→ Provided data
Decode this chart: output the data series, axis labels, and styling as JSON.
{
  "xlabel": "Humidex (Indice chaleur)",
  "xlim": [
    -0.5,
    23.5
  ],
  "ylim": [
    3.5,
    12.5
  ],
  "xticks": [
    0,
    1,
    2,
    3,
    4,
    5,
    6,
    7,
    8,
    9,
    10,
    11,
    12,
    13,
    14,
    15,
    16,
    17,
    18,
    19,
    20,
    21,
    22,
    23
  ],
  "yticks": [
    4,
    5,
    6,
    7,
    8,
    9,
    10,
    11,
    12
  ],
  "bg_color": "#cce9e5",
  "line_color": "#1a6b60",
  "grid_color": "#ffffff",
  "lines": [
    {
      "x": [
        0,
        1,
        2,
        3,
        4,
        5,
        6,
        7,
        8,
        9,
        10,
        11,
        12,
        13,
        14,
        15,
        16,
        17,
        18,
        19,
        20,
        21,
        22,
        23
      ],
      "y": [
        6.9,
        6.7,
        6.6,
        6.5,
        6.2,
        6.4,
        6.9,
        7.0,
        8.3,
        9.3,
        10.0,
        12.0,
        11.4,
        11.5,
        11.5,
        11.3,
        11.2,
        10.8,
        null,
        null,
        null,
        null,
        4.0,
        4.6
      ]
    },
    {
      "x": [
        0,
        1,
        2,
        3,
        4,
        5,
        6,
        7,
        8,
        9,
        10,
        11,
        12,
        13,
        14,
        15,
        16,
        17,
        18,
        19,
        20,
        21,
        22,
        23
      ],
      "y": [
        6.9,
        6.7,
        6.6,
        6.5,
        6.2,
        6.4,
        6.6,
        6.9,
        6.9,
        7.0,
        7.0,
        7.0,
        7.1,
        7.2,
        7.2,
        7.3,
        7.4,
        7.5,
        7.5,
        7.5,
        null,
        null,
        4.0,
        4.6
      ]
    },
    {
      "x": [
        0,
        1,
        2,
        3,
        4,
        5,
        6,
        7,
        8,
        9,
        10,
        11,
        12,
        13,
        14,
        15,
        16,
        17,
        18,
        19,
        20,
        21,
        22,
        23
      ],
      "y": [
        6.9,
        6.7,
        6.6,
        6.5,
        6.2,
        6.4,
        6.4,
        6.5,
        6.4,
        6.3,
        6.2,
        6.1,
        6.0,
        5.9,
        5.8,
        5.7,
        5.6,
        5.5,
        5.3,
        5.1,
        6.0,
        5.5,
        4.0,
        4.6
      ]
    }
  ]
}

→ Task objective
Set down all of the entries exactly, please.

→ Expected output
Decode this chart: output the data series, axis labels, and styling as JSON.
{
  "xlabel": "Humidex (Indice chaleur)",
  "xlim": [
    -0.5,
    23.5
  ],
  "ylim": [
    3.5,
    12.5
  ],
  "xticks": [
    0,
    1,
    2,
    3,
    4,
    5,
    6,
    7,
    8,
    9,
    10,
    11,
    12,
    13,
    14,
    15,
    16,
    17,
    18,
    19,
    20,
    21,
    22,
    23
  ],
  "yticks": [
    4,
    5,
    6,
    7,
    8,
    9,
    10,
    11,
    12
  ],
  "bg_color": "#cce9e5",
  "line_color": "#1a6b60",
  "grid_color": "#ffffff",
  "lines": [
    {
      "x": [
        0,
        1,
        2,
        3,
        4,
        5,
        6,
        7,
        8,
        9,
        10,
        11,
        12,
        13,
        14,
        15,
        16,
        17,
        18,
        19,
        20,
        21,
        22,
        23
      ],
      "y": [
        6.9,
        6.7,
        6.6,
        6.5,
        6.2,
        6.4,
        6.9,
        7.0,
        8.3,
        9.3,
        10.0,
        12.0,
        11.4,
        11.5,
        11.5,
        11.3,
        11.2,
        10.8,
        null,
        null,
        null,
        null,
        4.0,
        4.6
      ]
    },
    {
      "x": [
        0,
        1,
        2,
        3,
        4,
        5,
        6,
        7,
        8,
        9,
        10,
        11,
        12,
        13,
        14,
        15,
        16,
        17,
        18,
        19,
        20,
        21,
        22,
        23
      ],
      "y": [
        6.9,
        6.7,
        6.6,
        6.5,
        6.2,
        6.4,
        6.6,
        6.9,
        6.9,
        7.0,
        7.0,
        7.0,
        7.1,
        7.2,
        7.2,
        7.3,
        7.4,
        7.5,
        7.5,
        7.5,
        null,
        null,
        4.0,
        4.6
      ]
    },
    {
      "x": [
        0,
        1,
        2,
        3,
        4,
        5,
        6,
        7,
        8,
        9,
        10,
        11,
        12,
        13,
        14,
        15,
        16,
        17,
        18,
        19,
        20,
        21,
        22,
        23
      ],
      "y": [
        6.9,
        6.7,
        6.6,
        6.5,
        6.2,
        6.4,
        6.4,
        6.5,
        6.4,
        6.3,
        6.2,
        6.1,
        6.0,
        5.9,
        5.8,
        5.7,
        5.6,
        5.5,
        5.3,
        5.1,
        6.0,
        5.5,
        4.0,
        4.6
      ]
    }
  ]
}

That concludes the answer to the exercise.